● EXCERPTED RECORDS:

+--

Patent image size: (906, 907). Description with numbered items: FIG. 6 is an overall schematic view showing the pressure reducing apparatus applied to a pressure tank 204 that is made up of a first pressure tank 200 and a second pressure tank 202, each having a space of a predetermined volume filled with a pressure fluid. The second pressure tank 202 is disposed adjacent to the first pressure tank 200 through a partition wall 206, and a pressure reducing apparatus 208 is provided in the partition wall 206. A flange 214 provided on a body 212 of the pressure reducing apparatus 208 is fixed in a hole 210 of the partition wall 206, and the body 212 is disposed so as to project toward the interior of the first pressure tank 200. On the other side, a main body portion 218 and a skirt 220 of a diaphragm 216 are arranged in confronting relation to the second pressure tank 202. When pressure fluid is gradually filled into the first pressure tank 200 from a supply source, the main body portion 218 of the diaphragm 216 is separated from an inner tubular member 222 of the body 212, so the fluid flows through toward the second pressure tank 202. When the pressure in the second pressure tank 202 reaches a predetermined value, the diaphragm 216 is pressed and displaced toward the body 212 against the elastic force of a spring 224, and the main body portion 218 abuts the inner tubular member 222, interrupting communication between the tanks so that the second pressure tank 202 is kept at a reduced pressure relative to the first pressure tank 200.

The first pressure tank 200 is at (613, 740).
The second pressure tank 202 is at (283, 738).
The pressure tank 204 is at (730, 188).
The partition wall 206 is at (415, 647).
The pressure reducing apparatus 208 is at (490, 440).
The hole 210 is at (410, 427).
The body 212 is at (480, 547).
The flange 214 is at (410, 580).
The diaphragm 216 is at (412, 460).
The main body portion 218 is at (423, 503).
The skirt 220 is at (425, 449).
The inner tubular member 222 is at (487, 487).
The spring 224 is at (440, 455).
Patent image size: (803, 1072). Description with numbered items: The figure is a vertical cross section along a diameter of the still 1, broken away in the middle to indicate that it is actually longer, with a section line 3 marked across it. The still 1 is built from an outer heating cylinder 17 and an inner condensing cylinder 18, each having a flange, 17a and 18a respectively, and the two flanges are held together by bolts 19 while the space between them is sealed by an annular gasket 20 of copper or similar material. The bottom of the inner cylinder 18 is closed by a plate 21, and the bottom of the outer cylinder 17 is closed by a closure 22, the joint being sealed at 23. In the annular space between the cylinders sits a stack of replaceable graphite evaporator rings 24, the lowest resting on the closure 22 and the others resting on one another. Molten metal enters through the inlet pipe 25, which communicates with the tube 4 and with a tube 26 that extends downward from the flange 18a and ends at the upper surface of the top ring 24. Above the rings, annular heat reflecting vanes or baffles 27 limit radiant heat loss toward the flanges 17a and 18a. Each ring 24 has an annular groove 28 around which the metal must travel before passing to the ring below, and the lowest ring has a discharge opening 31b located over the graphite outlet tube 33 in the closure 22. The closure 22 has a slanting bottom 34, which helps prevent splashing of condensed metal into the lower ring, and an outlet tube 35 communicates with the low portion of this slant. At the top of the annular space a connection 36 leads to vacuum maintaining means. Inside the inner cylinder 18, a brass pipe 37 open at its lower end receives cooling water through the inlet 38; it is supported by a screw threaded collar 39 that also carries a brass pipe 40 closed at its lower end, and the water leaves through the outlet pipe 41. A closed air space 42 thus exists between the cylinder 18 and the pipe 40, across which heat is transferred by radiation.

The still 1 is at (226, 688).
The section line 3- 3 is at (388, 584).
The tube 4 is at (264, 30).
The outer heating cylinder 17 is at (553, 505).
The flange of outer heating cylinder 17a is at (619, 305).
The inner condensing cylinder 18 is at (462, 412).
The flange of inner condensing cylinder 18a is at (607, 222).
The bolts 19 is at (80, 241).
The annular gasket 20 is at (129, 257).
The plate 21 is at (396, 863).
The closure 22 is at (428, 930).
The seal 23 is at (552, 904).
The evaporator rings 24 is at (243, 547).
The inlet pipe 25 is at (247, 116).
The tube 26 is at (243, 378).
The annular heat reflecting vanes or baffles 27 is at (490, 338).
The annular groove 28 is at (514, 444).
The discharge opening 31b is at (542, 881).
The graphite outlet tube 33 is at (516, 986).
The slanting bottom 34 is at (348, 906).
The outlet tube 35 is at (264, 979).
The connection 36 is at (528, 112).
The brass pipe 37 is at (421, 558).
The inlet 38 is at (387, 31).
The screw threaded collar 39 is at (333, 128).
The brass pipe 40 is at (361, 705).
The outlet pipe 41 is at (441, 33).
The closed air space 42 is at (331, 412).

+--

● GIVEN REQUEST: Rewrite all the rows above so that "Patent image size" becomes "Drawing dimensions" everywhere it appears, with every other word left as it is.

● TASK RESULT:
Drawing dimensions: (906, 907). Description with numbered items: FIG. 6 is an overall schematic view showing the pressure reducing apparatus applied to a pressure tank 204 that is made up of a first pressure tank 200 and a second pressure tank 202, each having a space of a predetermined volume filled with a pressure fluid. The second pressure tank 202 is disposed adjacent to the first pressure tank 200 through a partition wall 206, and a pressure reducing apparatus 208 is provided in the partition wall 206. A flange 214 provided on a body 212 of the pressure reducing apparatus 208 is fixed in a hole 210 of the partition wall 206, and the body 212 is disposed so as to project toward the interior of the first pressure tank 200. On the other side, a main body portion 218 and a skirt 220 of a diaphragm 216 are arranged in confronting relation to the second pressure tank 202. When pressure fluid is gradually filled into the first pressure tank 200 from a supply source, the main body portion 218 of the diaphragm 216 is separated from an inner tubular member 222 of the body 212, so the fluid flows through toward the second pressure tank 202. When the pressure in the second pressure tank 202 reaches a predetermined value, the diaphragm 216 is pressed and displaced toward the body 212 against the elastic force of a spring 224, and the main body portion 218 abuts the inner tubular member 222, interrupting communication between the tanks so that the second pressure tank 202 is kept at a reduced pressure relative to the first pressure tank 200.

The first pressure tank 200 is at (613, 740).
The second pressure tank 202 is at (283, 738).
The pressure tank 204 is at (730, 188).
The partition wall 206 is at (415, 647).
The pressure reducing apparatus 208 is at (490, 440).
The hole 210 is at (410, 427).
The body 212 is at (480, 547).
The flange 214 is at (410, 580).
The diaphragm 216 is at (412, 460).
The main body portion 218 is at (423, 503).
The skirt 220 is at (425, 449).
The inner tubular member 222 is at (487, 487).
The spring 224 is at (440, 455).
Drawing dimensions: (803, 1072). Description with numbered items: The figure is a vertical cross section along a diameter of the still 1, broken away in the middle to indicate that it is actually longer, with a section line 3 marked across it. The still 1 is built from an outer heating cylinder 17 and an inner condensing cylinder 18, each having a flange, 17a and 18a respectively, and the two flanges are held together by bolts 19 while the space between them is sealed by an annular gasket 20 of copper or similar material. The bottom of the inner cylinder 18 is closed by a plate 21, and the bottom of the outer cylinder 17 is closed by a closure 22, the joint being sealed at 23. In the annular space between the cylinders sits a stack of replaceable graphite evaporator rings 24, the lowest resting on the closure 22 and the others resting on one another. Molten metal enters through the inlet pipe 25, which communicates with the tube 4 and with a tube 26 that extends downward from the flange 18a and ends at the upper surface of the top ring 24. Above the rings, annular heat reflecting vanes or baffles 27 limit radiant heat loss toward the flanges 17a and 18a. Each ring 24 has an annular groove 28 around which the metal must travel before passing to the ring below, and the lowest ring has a discharge opening 31b located over the graphite outlet tube 33 in the closure 22. The closure 22 has a slanting bottom 34, which helps prevent splashing of condensed metal into the lower ring, and an outlet tube 35 communicates with the low portion of this slant. At the top of the annular space a connection 36 leads to vacuum maintaining means. Inside the inner cylinder 18, a brass pipe 37 open at its lower end receives cooling water through the inlet 38; it is supported by a screw threaded collar 39 that also carries a brass pipe 40 closed at its lower end, and the water leaves through the outlet pipe 41. A closed air space 42 thus exists between the cylinder 18 and the pipe 40, across which heat is transferred by radiation.

The still 1 is at (226, 688).
The section line 3- 3 is at (388, 584).
The tube 4 is at (264, 30).
The outer heating cylinder 17 is at (553, 505).
The flange of outer heating cylinder 17a is at (619, 305).
The inner condensing cylinder 18 is at (462, 412).
The flange of inner condensing cylinder 18a is at (607, 222).
The bolts 19 is at (80, 241).
The annular gasket 20 is at (129, 257).
The plate 21 is at (396, 863).
The closure 22 is at (428, 930).
The seal 23 is at (552, 904).
The evaporator rings 24 is at (243, 547).
The inlet pipe 25 is at (247, 116).
The tube 26 is at (243, 378).
The annular heat reflecting vanes or baffles 27 is at (490, 338).
The annular groove 28 is at (514, 444).
The discharge opening 31b is at (542, 881).
The graphite outlet tube 33 is at (516, 986).
The slanting bottom 34 is at (348, 906).
The outlet tube 35 is at (264, 979).
The connection 36 is at (528, 112).
The brass pipe 37 is at (421, 558).
The inlet 38 is at (387, 31).
The screw threaded collar 39 is at (333, 128).
The brass pipe 40 is at (361, 705).
The outlet pipe 41 is at (441, 33).
The closed air space 42 is at (331, 412).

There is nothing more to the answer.